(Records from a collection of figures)

☆ ☆ ☆

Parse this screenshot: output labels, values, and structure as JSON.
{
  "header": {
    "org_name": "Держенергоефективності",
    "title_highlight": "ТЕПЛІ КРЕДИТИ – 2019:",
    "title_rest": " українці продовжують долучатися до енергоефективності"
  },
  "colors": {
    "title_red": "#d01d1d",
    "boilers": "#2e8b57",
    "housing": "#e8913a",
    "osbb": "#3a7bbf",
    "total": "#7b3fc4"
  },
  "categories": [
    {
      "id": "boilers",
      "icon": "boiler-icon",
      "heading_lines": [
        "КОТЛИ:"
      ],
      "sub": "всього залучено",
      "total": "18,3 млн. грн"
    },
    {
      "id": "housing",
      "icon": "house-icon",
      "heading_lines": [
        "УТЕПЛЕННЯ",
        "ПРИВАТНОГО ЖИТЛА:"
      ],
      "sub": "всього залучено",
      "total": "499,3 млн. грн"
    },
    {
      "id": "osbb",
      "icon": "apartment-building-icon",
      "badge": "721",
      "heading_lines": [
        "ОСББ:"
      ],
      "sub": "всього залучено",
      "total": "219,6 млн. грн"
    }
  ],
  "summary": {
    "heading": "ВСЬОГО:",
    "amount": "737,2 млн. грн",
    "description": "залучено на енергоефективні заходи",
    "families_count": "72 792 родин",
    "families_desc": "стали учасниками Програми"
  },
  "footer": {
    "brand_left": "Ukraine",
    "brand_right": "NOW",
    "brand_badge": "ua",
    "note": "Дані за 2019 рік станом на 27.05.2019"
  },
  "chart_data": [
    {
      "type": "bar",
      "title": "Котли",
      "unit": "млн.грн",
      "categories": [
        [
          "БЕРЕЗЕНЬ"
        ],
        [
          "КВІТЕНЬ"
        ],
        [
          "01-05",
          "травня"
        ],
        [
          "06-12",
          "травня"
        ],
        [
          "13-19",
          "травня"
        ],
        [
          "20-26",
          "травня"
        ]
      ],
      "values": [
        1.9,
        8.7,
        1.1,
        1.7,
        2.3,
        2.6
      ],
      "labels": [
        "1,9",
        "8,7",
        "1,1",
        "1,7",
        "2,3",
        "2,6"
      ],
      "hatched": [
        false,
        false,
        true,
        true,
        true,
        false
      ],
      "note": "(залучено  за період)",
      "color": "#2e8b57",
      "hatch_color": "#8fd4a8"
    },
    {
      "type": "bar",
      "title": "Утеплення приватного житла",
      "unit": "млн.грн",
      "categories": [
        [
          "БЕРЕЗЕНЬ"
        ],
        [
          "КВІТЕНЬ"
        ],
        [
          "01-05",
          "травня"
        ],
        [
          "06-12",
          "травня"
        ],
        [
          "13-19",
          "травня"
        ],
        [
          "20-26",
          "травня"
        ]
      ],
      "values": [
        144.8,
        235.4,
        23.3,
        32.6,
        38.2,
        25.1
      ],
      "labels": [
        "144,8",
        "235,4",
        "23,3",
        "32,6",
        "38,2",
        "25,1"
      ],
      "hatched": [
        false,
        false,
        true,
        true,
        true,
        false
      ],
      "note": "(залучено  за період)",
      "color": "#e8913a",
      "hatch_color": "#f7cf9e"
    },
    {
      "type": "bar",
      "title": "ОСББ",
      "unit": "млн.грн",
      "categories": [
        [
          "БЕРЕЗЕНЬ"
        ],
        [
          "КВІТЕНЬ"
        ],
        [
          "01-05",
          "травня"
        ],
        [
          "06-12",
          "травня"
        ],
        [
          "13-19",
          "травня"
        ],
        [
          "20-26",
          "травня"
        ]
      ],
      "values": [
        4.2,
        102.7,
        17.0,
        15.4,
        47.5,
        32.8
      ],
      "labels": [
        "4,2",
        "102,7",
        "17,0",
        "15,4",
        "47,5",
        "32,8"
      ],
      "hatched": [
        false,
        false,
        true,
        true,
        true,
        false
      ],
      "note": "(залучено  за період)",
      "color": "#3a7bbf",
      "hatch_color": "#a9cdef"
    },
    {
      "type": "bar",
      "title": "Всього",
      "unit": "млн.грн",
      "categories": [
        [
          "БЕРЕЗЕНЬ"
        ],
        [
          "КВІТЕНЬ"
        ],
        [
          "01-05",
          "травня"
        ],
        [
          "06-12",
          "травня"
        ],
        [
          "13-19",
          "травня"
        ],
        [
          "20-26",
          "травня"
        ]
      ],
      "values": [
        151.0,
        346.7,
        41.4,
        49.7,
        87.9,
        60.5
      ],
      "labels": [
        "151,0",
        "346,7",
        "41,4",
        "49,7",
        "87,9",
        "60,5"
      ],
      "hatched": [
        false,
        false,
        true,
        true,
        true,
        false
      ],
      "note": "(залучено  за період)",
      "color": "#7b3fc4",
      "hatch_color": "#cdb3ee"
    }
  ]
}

☆ ☆ ☆

◆ To do
Give the number of lines in the entries that include the string "icon", and nothing more.

◆ Answer to the problem
3